══ RECORDS SHOWN ══
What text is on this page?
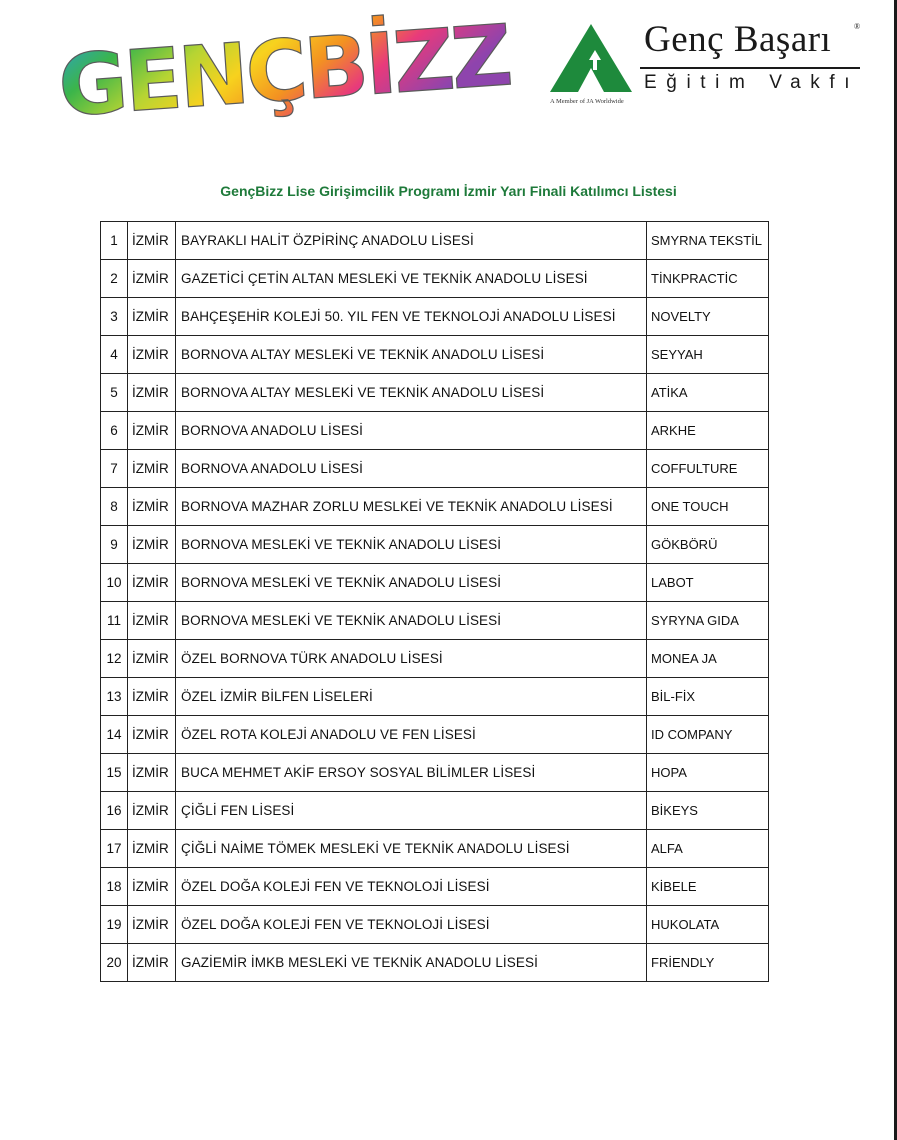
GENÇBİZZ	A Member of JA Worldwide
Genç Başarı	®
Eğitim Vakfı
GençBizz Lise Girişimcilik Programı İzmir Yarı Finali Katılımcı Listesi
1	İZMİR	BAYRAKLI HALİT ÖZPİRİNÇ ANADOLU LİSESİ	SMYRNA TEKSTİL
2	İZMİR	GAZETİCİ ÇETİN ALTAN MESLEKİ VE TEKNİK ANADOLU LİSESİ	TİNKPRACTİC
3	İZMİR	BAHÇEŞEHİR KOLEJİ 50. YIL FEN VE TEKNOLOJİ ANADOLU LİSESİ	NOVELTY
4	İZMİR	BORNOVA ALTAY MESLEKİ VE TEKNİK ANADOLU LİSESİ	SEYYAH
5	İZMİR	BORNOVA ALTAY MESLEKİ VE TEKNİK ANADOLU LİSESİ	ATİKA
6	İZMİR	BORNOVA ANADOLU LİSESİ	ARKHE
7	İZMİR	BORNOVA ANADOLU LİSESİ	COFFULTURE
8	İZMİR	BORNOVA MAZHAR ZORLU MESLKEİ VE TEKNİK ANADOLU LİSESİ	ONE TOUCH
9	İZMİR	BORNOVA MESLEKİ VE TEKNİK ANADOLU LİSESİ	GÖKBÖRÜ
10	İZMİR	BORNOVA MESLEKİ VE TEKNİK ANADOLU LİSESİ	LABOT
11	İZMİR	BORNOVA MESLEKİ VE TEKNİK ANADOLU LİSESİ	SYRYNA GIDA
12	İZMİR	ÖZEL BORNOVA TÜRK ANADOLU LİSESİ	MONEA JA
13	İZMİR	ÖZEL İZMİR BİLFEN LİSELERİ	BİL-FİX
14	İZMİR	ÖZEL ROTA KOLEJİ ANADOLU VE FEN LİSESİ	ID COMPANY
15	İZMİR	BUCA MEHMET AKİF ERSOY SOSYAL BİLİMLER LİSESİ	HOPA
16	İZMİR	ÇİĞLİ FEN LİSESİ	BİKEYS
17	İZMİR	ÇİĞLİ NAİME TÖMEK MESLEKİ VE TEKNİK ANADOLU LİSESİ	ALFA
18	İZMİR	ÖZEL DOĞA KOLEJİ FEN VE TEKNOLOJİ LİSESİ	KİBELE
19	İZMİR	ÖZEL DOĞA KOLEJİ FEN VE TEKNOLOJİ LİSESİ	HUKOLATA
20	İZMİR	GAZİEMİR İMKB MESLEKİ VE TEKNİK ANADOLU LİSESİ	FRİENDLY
═══
WRITTEN INSTRUCTION – Give all the entries again exactly, dropping each picture.

THE COMPLETED TASK –
What text is on this page?
GENÇBİZZ	A Member of JA Worldwide
Genç Başarı	®
Eğitim Vakfı
GençBizz Lise Girişimcilik Programı İzmir Yarı Finali Katılımcı Listesi
1	İZMİR	BAYRAKLI HALİT ÖZPİRİNÇ ANADOLU LİSESİ	SMYRNA TEKSTİL
2	İZMİR	GAZETİCİ ÇETİN ALTAN MESLEKİ VE TEKNİK ANADOLU LİSESİ	TİNKPRACTİC
3	İZMİR	BAHÇEŞEHİR KOLEJİ 50. YIL FEN VE TEKNOLOJİ ANADOLU LİSESİ	NOVELTY
4	İZMİR	BORNOVA ALTAY MESLEKİ VE TEKNİK ANADOLU LİSESİ	SEYYAH
5	İZMİR	BORNOVA ALTAY MESLEKİ VE TEKNİK ANADOLU LİSESİ	ATİKA
6	İZMİR	BORNOVA ANADOLU LİSESİ	ARKHE
7	İZMİR	BORNOVA ANADOLU LİSESİ	COFFULTURE
8	İZMİR	BORNOVA MAZHAR ZORLU MESLKEİ VE TEKNİK ANADOLU LİSESİ	ONE TOUCH
9	İZMİR	BORNOVA MESLEKİ VE TEKNİK ANADOLU LİSESİ	GÖKBÖRÜ
10	İZMİR	BORNOVA MESLEKİ VE TEKNİK ANADOLU LİSESİ	LABOT
11	İZMİR	BORNOVA MESLEKİ VE TEKNİK ANADOLU LİSESİ	SYRYNA GIDA
12	İZMİR	ÖZEL BORNOVA TÜRK ANADOLU LİSESİ	MONEA JA
13	İZMİR	ÖZEL İZMİR BİLFEN LİSELERİ	BİL-FİX
14	İZMİR	ÖZEL ROTA KOLEJİ ANADOLU VE FEN LİSESİ	ID COMPANY
15	İZMİR	BUCA MEHMET AKİF ERSOY SOSYAL BİLİMLER LİSESİ	HOPA
16	İZMİR	ÇİĞLİ FEN LİSESİ	BİKEYS
17	İZMİR	ÇİĞLİ NAİME TÖMEK MESLEKİ VE TEKNİK ANADOLU LİSESİ	ALFA
18	İZMİR	ÖZEL DOĞA KOLEJİ FEN VE TEKNOLOJİ LİSESİ	KİBELE
19	İZMİR	ÖZEL DOĞA KOLEJİ FEN VE TEKNOLOJİ LİSESİ	HUKOLATA
20	İZMİR	GAZİEMİR İMKB MESLEKİ VE TEKNİK ANADOLU LİSESİ	FRİENDLY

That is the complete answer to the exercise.